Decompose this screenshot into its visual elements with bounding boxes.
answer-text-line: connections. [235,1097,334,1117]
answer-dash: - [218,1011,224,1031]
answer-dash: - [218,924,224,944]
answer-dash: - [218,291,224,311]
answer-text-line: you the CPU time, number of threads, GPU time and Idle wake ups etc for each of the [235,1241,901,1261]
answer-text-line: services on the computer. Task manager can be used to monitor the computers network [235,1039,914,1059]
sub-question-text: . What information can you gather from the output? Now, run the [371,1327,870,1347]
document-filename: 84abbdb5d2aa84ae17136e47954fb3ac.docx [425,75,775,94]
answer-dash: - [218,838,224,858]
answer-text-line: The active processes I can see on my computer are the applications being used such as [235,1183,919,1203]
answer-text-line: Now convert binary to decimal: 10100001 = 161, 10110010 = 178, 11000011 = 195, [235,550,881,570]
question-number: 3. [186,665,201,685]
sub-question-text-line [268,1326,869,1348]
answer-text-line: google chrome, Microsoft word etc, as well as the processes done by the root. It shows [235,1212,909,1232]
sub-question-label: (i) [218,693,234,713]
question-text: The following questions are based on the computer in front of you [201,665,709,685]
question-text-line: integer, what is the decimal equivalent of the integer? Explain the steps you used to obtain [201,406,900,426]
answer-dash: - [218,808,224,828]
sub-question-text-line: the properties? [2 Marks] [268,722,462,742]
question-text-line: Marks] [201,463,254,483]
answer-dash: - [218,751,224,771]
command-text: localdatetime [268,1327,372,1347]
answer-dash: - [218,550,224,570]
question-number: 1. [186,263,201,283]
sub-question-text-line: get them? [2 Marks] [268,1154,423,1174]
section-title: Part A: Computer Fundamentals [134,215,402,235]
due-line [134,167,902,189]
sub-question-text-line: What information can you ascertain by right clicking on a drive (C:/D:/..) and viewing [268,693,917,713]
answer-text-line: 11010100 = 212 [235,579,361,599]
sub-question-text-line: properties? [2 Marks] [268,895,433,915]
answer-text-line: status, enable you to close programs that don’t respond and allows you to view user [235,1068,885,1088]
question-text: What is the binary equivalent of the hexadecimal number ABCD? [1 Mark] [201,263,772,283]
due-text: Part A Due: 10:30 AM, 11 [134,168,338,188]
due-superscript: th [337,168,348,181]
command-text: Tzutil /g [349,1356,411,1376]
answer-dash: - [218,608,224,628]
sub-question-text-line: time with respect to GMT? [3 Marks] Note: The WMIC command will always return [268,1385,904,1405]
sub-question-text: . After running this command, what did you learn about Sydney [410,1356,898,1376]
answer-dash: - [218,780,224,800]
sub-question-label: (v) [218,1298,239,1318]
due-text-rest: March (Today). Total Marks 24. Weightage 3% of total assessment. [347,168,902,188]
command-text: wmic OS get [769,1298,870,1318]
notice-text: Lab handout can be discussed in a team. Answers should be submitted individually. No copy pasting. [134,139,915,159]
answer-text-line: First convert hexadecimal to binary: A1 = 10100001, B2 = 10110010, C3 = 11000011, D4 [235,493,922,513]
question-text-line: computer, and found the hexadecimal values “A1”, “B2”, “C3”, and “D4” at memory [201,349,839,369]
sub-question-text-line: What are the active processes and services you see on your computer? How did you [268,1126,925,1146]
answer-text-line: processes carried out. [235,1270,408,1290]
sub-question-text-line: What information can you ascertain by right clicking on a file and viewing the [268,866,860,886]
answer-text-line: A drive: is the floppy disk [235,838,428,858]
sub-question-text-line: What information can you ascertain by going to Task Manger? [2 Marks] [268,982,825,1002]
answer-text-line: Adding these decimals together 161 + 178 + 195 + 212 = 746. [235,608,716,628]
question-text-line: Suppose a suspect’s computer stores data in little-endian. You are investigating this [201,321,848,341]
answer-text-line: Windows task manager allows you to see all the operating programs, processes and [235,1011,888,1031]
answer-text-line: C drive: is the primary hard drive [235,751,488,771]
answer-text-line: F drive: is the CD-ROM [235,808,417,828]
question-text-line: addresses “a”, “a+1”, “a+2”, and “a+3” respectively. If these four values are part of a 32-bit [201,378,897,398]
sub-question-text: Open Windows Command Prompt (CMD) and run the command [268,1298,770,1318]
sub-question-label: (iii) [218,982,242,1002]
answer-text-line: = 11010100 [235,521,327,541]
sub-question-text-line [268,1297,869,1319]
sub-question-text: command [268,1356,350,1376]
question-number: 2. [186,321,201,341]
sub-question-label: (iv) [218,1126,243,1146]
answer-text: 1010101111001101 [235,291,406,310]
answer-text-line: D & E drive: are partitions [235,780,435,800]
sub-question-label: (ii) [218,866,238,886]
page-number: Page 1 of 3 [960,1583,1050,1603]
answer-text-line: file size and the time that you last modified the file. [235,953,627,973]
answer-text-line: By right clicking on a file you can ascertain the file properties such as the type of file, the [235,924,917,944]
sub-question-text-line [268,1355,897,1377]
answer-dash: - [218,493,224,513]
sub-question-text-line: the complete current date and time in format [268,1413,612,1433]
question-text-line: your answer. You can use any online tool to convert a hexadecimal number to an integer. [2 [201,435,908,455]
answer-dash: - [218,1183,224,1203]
• • • •
▶ YOUR GOAL
Put each line from the records above into a Markdown table with two columns, "Row" for the row number and "Line" for the line itself. Leave out blank lines.

▶ ANSWER TO THIS TASK
| Row | Line |
|---|---|
| 1 | Decompose this screenshot into its visual elements with bounding boxes. |
| 2 | answer-text-line: connections. [235,1097,334,1117] |
| 3 | answer-dash: - [218,1011,224,1031] |
| 4 | answer-dash: - [218,924,224,944] |
| 5 | answer-dash: - [218,291,224,311] |
| 6 | answer-text-line: you the CPU time, number of threads, GPU time and Idle wake ups etc for each of the [235,1241,901,1261] |
| 7 | answer-text-line: services on the computer. Task manager can be used to monitor the computers network [235,1039,914,1059] |
| 8 | sub-question-text: . What information can you gather from the output? Now, run the [371,1327,870,1347] |
| 9 | document-filename: 84abbdb5d2aa84ae17136e47954fb3ac.docx [425,75,775,94] |
| 10 | answer-dash: - [218,838,224,858] |
| 11 | answer-text-line: The active processes I can see on my computer are the applications being used such as [235,1183,919,1203] |
| 12 | answer-text-line: Now convert binary to decimal: 10100001 = 161, 10110010 = 178, 11000011 = 195, [235,550,881,570] |
| 13 | question-number: 3. [186,665,201,685] |
| 14 | sub-question-text-line [268,1326,869,1348] |
| 15 | answer-text-line: google chrome, Microsoft word etc, as well as the processes done by the root. It shows [235,1212,909,1232] |
| 16 | sub-question-label: (i) [218,693,234,713] |
| 17 | question-text: The following questions are based on the computer in front of you [201,665,709,685] |
| 18 | question-text-line: integer, what is the decimal equivalent of the integer? Explain the steps you used to obtain [201,406,900,426] |
| 19 | answer-dash: - [218,808,224,828] |
| 20 | sub-question-text-line: the properties? [2 Marks] [268,722,462,742] |
| 21 | question-text-line: Marks] [201,463,254,483] |
| 22 | answer-dash: - [218,751,224,771] |
| 23 | command-text: localdatetime [268,1327,372,1347] |
| 24 | answer-dash: - [218,550,224,570] |
| 25 | question-number: 1. [186,263,201,283] |
| 26 | sub-question-text-line: get them? [2 Marks] [268,1154,423,1174] |
| 27 | section-title: Part A: Computer Fundamentals [134,215,402,235] |
| 28 | due-line [134,167,902,189] |
| 29 | sub-question-text-line: What information can you ascertain by right clicking on a drive (C:/D:/..) and viewing [268,693,917,713] |
| 30 | answer-text-line: 11010100 = 212 [235,579,361,599] |
| 31 | sub-question-text-line: properties? [2 Marks] [268,895,433,915] |
| 32 | answer-text-line: status, enable you to close programs that don’t respond and allows you to view user [235,1068,885,1088] |
| 33 | question-text: What is the binary equivalent of the hexadecimal number ABCD? [1 Mark] [201,263,772,283] |
| 34 | due-text: Part A Due: 10:30 AM, 11 [134,168,338,188] |
| 35 | due-superscript: th [337,168,348,181] |
| 36 | command-text: Tzutil /g [349,1356,411,1376] |
| 37 | answer-dash: - [218,608,224,628] |
| 38 | sub-question-text-line: time with respect to GMT? [3 Marks] Note: The WMIC command will always return [268,1385,904,1405] |
| 39 | sub-question-text: . After running this command, what did you learn about Sydney [410,1356,898,1376] |
| 40 | answer-dash: - [218,780,224,800] |
| 41 | sub-question-label: (v) [218,1298,239,1318] |
| 42 | due-text-rest: March (Today). Total Marks 24. Weightage 3% of total assessment. [347,168,902,188] |
| 43 | command-text: wmic OS get [769,1298,870,1318] |
| 44 | notice-text: Lab handout can be discussed in a team. Answers should be submitted individually. No copy pasting. [134,139,915,159] |
| 45 | answer-text-line: First convert hexadecimal to binary: A1 = 10100001, B2 = 10110010, C3 = 11000011, D4 [235,493,922,513] |
| 46 | question-text-line: computer, and found the hexadecimal values “A1”, “B2”, “C3”, and “D4” at memory [201,349,839,369] |
| 47 | sub-question-text-line: What are the active processes and services you see on your computer? How did you [268,1126,925,1146] |
| 48 | answer-text-line: processes carried out. [235,1270,408,1290] |
| 49 | sub-question-text-line: What information can you ascertain by right clicking on a file and viewing the [268,866,860,886] |
| 50 | answer-text-line: A drive: is the floppy disk [235,838,428,858] |
| 51 | sub-question-text-line: What information can you ascertain by going to Task Manger? [2 Marks] [268,982,825,1002] |
| 52 | answer-text-line: Adding these decimals together 161 + 178 + 195 + 212 = 746. [235,608,716,628] |
| 53 | question-text-line: Suppose a suspect’s computer stores data in little-endian. You are investigating this [201,321,848,341] |
| 54 | answer-text-line: Windows task manager allows you to see all the operating programs, processes and [235,1011,888,1031] |
| 55 | answer-text-line: C drive: is the primary hard drive [235,751,488,771] |
| 56 | answer-text-line: F drive: is the CD-ROM [235,808,417,828] |
| 57 | question-text-line: addresses “a”, “a+1”, “a+2”, and “a+3” respectively. If these four values are part of a 32-bit [201,378,897,398] |
| 58 | sub-question-text: Open Windows Command Prompt (CMD) and run the command [268,1298,770,1318] |
| 59 | sub-question-label: (iii) [218,982,242,1002] |
| 60 | answer-text-line: = 11010100 [235,521,327,541] |
| 61 | sub-question-text-line [268,1297,869,1319] |
| 62 | sub-question-text: command [268,1356,350,1376] |
| 63 | question-number: 2. [186,321,201,341] |
| 64 | sub-question-label: (iv) [218,1126,243,1146] |
| 65 | answer-text: 1010101111001101 [235,291,406,310] |
| 66 | answer-text-line: D & E drive: are partitions [235,780,435,800] |
| 67 | sub-question-label: (ii) [218,866,238,886] |
| 68 | page-number: Page 1 of 3 [960,1583,1050,1603] |
| 69 | answer-text-line: file size and the time that you last modified the file. [235,953,627,973] |
| 70 | answer-text-line: By right clicking on a file you can ascertain the file properties such as the type of file, the [235,924,917,944] |
| 71 | sub-question-text-line [268,1355,897,1377] |
| 72 | answer-dash: - [218,493,224,513] |
| 73 | sub-question-text-line: the complete current date and time in format [268,1413,612,1433] |
| 74 | question-text-line: your answer. You can use any online tool to convert a hexadecimal number to an integer. [2 [201,435,908,455] |
| 75 | answer-dash: - [218,1183,224,1203] |